** Page **
2012 Sur Lies Chardonnay 3* – Carneros grapes, fermented in cement eggs
2012 Proprietress Reserve Chardonnay 2.5-3* – Carneros grapes, 60% new oak, 40% neutral
2012 Cabernet Oakville 2.5-3* –
2012 Cabernet 16 Rows – blend of cab sav, cab franc, malbec and petit verdot
2012 Oakville Zinfandel 3* – same varietals as above, more cabernet sauvignon
2004 and 2012 were some of the best vintages

SUMMARY: Vine Cliff has a classy well-appointed tasting room with some of the best cabs and zins we’ve had in Napa.  No reservations required makes it an easy stop on Rt 29 as well.  I would rank this within our top 25, primarily for the wine quality.

V Sattui (St Helena)

  • We were going for a bit of a record here – motivated to up our tasting #s after we adopted spitting to help enhance the flavor experience and maintain some sobriety!
  • Enjoyed some very special treatment from one of the managers after our host mentioned to him that we were writing about our wine experiences. We had a great chat about how he used to own a winery that he sold – Second Chance, now Neal Family Vineyards. He provided us with some additional recommendations (Stagecoach, Scarecrow, Hagafen for silky smooth cabs, Van Der Heyden.) He had a bottle of Cabernet from Morisoli Vineyards opened up just for us – that was not shared with others in the tasting room, and he took it home with him. Very nice!
  • Our attendant Jordan was helpful, very high energy, and gave us some information about an inn in VT that is owned by family and that Norman Rockwell used to live in. Jordan has also been with V Sattui for many years.

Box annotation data
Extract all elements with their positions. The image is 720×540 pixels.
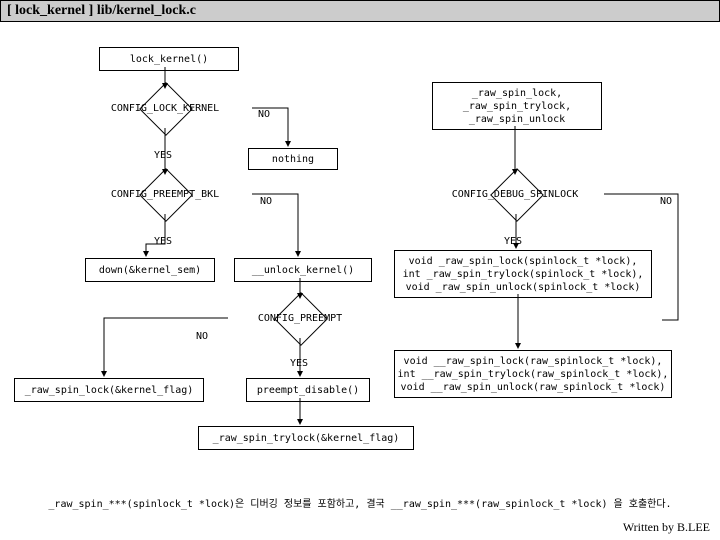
- footer-credit: Written by B.LEE: [623, 520, 710, 535]
- node-void-raw-spin2: void __raw_spin_lock(raw_spinlock_t *loc…: [394, 350, 672, 398]
- edge-no-1: NO: [258, 109, 270, 120]
- decision-config-debug-spinlock: [490, 168, 544, 222]
- node-unlock-kernel: __unlock_kernel(): [234, 258, 372, 282]
- node-raw-spin-lock-flag: _raw_spin_lock(&kernel_flag): [14, 378, 204, 402]
- decision-config-lock-kernel: [139, 82, 193, 136]
- node-start: lock_kernel(): [99, 47, 239, 71]
- node-raw-spin-trylock-flag: _raw_spin_trylock(&kernel_flag): [198, 426, 414, 450]
- edge-no-2: NO: [260, 196, 272, 207]
- node-nothing: nothing: [248, 148, 338, 170]
- edge-no-4: NO: [196, 331, 208, 342]
- decision-config-preempt: [274, 292, 328, 346]
- edge-yes-4: YES: [290, 358, 308, 369]
- edge-yes-1: YES: [154, 150, 172, 161]
- decision-config-preempt-bkl: [139, 168, 193, 222]
- node-down: down(&kernel_sem): [85, 258, 215, 282]
- title-bar: [ lock_kernel ] lib/kernel_lock.c: [0, 0, 720, 22]
- node-raw-spin-group: _raw_spin_lock, _raw_spin_trylock, _raw_…: [432, 82, 602, 130]
- footer-note: _raw_spin_***(spinlock_t *lock)은 디버깅 정보를…: [0, 495, 720, 510]
- node-void-raw-spin: void _raw_spin_lock(spinlock_t *lock), i…: [394, 250, 652, 298]
- edge-yes-3: YES: [504, 236, 522, 247]
- edge-yes-2: YES: [154, 236, 172, 247]
- edge-no-3: NO: [660, 196, 672, 207]
- node-preempt-disable: preempt_disable(): [246, 378, 370, 402]
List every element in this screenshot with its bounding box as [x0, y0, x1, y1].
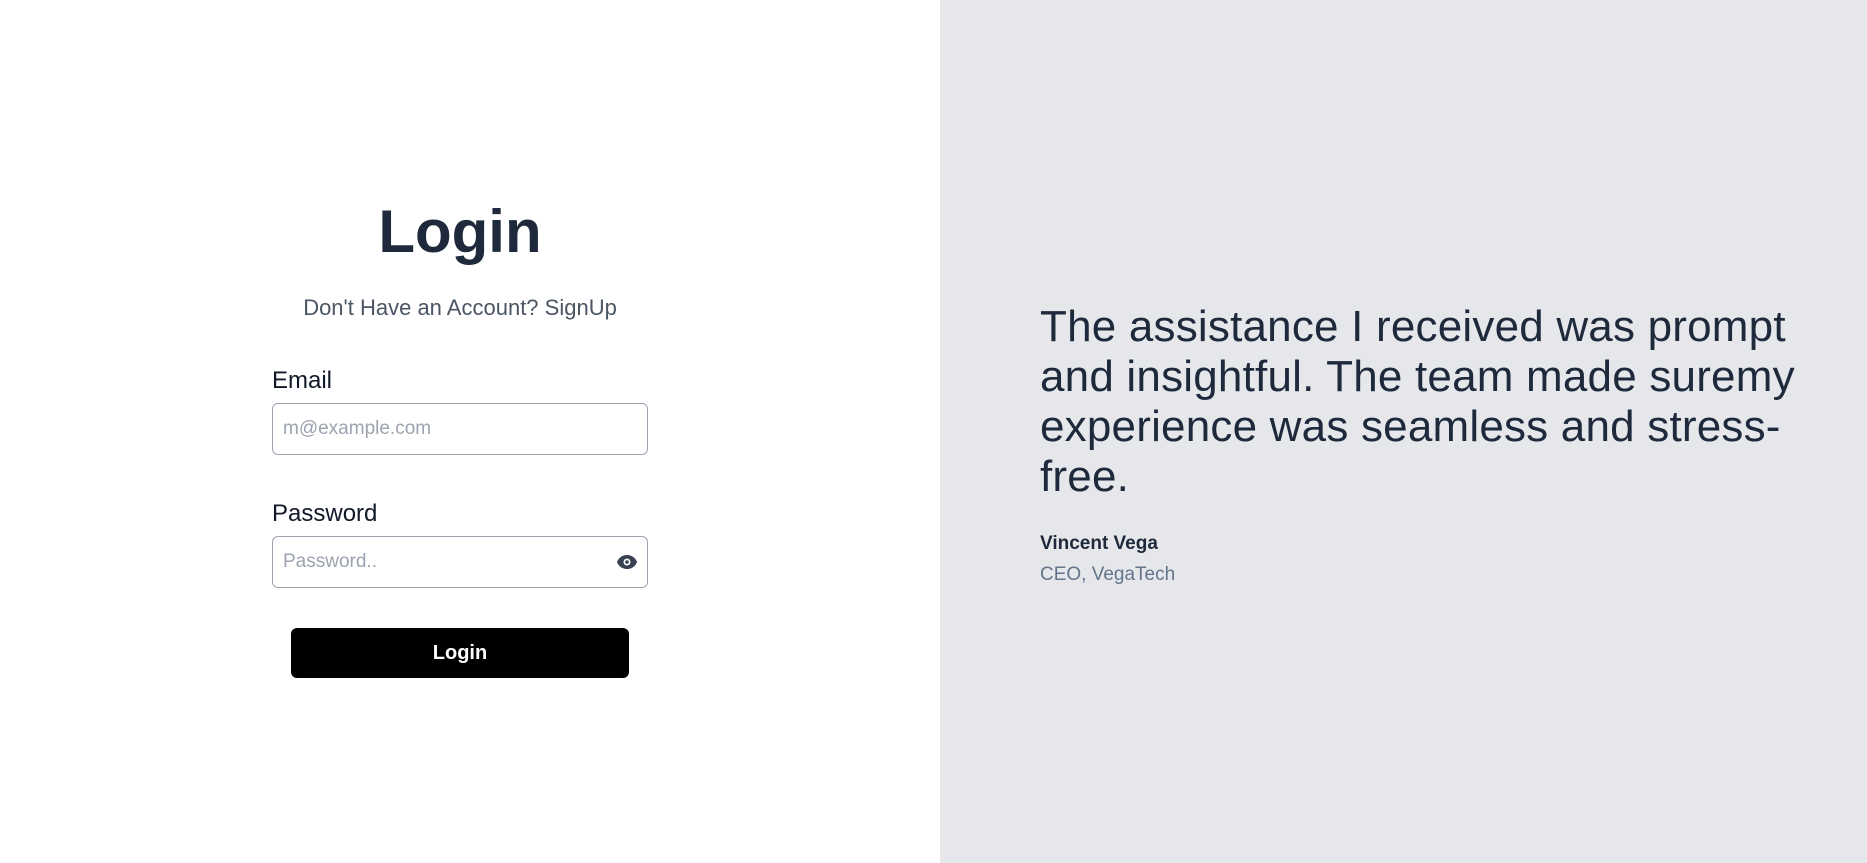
- password-field-wrapper: [272, 536, 648, 588]
- login-button[interactable]: Login: [291, 628, 629, 678]
- eye-icon[interactable]: [614, 549, 640, 575]
- login-form: Login Don't Have an Account? SignUp Emai…: [272, 196, 648, 678]
- testimonial: The assistance I received was prompt and…: [1040, 302, 1810, 587]
- testimonial-author-name: Vincent Vega: [1040, 533, 1158, 554]
- login-page: Login Don't Have an Account? SignUp Emai…: [0, 0, 1867, 863]
- email-label: Email: [272, 367, 333, 394]
- testimonial-panel: The assistance I received was prompt and…: [940, 0, 1867, 863]
- email-field[interactable]: [272, 403, 648, 455]
- password-label: Password: [272, 500, 378, 527]
- signup-link[interactable]: SignUp: [545, 295, 617, 320]
- signup-prompt-text: Don't Have an Account?: [303, 295, 545, 320]
- page-title: Login: [378, 198, 542, 265]
- signup-prompt: Don't Have an Account? SignUp: [272, 294, 648, 322]
- testimonial-author-role: CEO, VegaTech: [1040, 564, 1176, 585]
- email-field-wrapper: [272, 403, 648, 455]
- password-field[interactable]: [272, 536, 648, 588]
- testimonial-quote: The assistance I received was prompt and…: [1040, 302, 1795, 501]
- login-panel: Login Don't Have an Account? SignUp Emai…: [0, 0, 940, 863]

** What you will do **
A) In the listing, give the lines between the one holding "- footer-credit: Written" and the one holding "426, 414, 450]", inclusive, again, substituting "bkl_flag" for "kernel_flag" and leaving everything else unchanged.
B) Continue the winery tasting notes from where they stop.

** Outputs in order **
A)
- footer-credit: Written by B.LEE: [623, 520, 710, 535]
- node-void-raw-spin2: void __raw_spin_lock(raw_spinlock_t *loc…: [394, 350, 672, 398]
- edge-no-1: NO: [258, 109, 270, 120]
- decision-config-debug-spinlock: [490, 168, 544, 222]
- node-unlock-kernel: __unlock_kernel(): [234, 258, 372, 282]
- node-raw-spin-lock-flag: _raw_spin_lock(&bkl_flag): [14, 378, 204, 402]
- decision-config-lock-kernel: [139, 82, 193, 136]
- node-start: lock_kernel(): [99, 47, 239, 71]
- node-raw-spin-trylock-flag: _raw_spin_trylock(&bkl_flag): [198, 426, 414, 450]

B)
  • V Sattui is a bit of a factory in that they produce a staggering number of wines, a huge number of couples and families descend on this winery daily, and they are known for onsite wine sales only
  • Atlas Peak – dormant volcano, small berries with a pulp to skin ratio of 1:1
  • Inglenook was one of 5 sacramental producers, they have a huge 5-day party with other producers

Tasting:

  • 2012 Reserve Chardonnay
  • 2013 Chardonnay Napa Valley (Yountville)
  • 2013 Dry Riesling
  • Zinfandel, Quaglia, Ancient-Vine 2* – 100+ year old fines
  • Zinfandel, Crow Ridge, Ancient-Vine 2.5*
  • Cabernet – Mt Veeder 2.5*
  • Cabernet, Preston Vineyard 3* – stressed Rutherford vines make for a great wine!
  • Cabernet, Morisoli Vineyard 3* – 2 brothers, special blend from the Rutherford bench (very famous location for cabs)
  • 2012 Syrah
  • Angelica 3* – brandy and muscat blend, similar to white port, lasts for 20-25 years
  • Madeira – sourdough starter (the owner Vittorio Sattui used madeira for making – can make a great reduction sauce with this, w/garlic, shallots, mush, and butter)

SUMMARY:  Visit V Sattui for a memorable experience – you can taste a wide range of wines poured by very friendly and attentive staff, purchase lunch or snacks to enjoy in their family-friendly picnic area, and enjoy the lively atmosphere.  We had a great time talking with one of their managers who treated us like VIPs. Our opinions on the wine were mixed – we really enjoyed some, but not others.  I would rank V Sattui in the 50-75 range out of our Top 100.

Sat 3/14

School House Vineyard (Spring Mountain)

  • We loved how John (the owner) met us with his jeep and adorable dog right off Spring Mountain Rd so we wouldn’t get lost navigating around their construction site (they are building a new home on the property that they can semi-retire in)
  • This was probably the most intimate and homey wine tasting experience we had, because literally we sat on the patio of the owners’ home!
  • Lovely couple John and Nancy are going to be transitioning operations and ownership of the winery to another couple shortly
  • A bit about the history – the winery is named after the 1880s one-room schoolhouse that used to be on the property but burnt to the ground in the mid-80s. 1500 ft elevation on Spring Mountain with a cool hillside microclimate. One of the first wineries on Spring Mountain and land originally purchased by John’s father starting in 1940. Over time the vineyard was in a state of disrepair and in 1991 John took it over from his father and put in a lot of work to revive it.
  • 17-acre vineyard is dry-farmed, which means not irrigated (we are hearing more of this at other vineyards)
  • Production is 1200-1600 cases / yr – this may be the smallest production winery we’ve visited to-date (we love that!)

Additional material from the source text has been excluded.